▶ WHAT THE EXERCISE ASKS: Write out the records again from the start through the line holding "scatter-point <box>354 88 360 93</box>", both ends included, and switch "elements" to "items" everywhere in them, leaving everything else unchanged. Give only those lines.

▶ ENTRIES PROVIDED:
++++++++++
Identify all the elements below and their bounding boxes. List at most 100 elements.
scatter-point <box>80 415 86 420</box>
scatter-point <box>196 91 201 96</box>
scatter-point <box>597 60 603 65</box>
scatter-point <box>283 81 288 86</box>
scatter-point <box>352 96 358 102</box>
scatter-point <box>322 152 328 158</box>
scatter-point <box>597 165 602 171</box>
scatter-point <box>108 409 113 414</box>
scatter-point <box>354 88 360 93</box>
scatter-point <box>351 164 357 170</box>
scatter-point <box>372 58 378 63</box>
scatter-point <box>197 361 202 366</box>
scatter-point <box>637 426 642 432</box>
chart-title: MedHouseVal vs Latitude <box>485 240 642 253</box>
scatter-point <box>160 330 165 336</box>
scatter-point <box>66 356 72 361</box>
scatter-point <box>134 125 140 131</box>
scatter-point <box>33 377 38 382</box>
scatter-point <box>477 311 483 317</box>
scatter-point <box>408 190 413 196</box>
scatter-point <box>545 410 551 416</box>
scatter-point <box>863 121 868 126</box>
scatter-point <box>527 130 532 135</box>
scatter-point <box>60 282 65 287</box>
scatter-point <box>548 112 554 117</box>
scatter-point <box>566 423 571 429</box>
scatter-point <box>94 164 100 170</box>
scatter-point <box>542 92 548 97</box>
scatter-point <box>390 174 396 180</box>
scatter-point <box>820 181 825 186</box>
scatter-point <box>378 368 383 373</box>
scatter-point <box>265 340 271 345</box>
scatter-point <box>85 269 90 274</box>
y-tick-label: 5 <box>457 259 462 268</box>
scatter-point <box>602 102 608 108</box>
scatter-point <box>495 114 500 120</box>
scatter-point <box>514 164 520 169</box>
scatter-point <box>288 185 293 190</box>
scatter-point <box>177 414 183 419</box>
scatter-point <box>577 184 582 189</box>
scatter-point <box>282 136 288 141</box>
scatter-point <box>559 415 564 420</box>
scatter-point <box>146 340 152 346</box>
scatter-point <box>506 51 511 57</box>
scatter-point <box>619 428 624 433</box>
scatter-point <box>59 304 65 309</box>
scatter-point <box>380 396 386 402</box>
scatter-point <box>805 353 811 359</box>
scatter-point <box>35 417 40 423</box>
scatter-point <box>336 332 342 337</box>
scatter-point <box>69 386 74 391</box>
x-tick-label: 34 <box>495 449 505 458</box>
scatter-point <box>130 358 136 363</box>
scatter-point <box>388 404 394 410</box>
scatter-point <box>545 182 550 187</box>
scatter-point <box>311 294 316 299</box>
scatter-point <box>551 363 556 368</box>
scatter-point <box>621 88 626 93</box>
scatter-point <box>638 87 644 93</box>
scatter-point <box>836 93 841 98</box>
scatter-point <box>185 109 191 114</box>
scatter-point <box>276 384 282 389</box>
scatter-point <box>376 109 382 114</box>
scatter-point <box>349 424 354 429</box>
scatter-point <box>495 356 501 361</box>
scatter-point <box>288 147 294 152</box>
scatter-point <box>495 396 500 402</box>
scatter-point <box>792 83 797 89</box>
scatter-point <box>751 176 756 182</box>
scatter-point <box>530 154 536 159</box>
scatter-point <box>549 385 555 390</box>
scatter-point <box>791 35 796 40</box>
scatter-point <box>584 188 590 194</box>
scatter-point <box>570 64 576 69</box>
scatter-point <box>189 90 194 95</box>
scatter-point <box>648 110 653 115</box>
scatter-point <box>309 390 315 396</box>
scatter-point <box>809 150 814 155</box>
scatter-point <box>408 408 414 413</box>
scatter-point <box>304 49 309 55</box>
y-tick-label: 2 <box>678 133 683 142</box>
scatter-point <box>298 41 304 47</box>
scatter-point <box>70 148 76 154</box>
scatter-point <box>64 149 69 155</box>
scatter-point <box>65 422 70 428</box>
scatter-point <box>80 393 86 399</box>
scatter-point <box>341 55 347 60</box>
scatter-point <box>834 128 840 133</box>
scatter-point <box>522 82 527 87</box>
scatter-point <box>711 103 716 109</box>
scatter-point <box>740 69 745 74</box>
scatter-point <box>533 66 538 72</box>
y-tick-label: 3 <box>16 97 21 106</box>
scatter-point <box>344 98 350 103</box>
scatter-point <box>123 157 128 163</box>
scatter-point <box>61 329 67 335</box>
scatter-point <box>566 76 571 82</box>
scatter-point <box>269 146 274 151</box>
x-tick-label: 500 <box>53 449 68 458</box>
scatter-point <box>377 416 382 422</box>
++++++++++
▶ CORRECT OUTPUT:
Identify all the items below and their bounding boxes. List at most 100 items.
scatter-point <box>80 415 86 420</box>
scatter-point <box>196 91 201 96</box>
scatter-point <box>597 60 603 65</box>
scatter-point <box>283 81 288 86</box>
scatter-point <box>352 96 358 102</box>
scatter-point <box>322 152 328 158</box>
scatter-point <box>597 165 602 171</box>
scatter-point <box>108 409 113 414</box>
scatter-point <box>354 88 360 93</box>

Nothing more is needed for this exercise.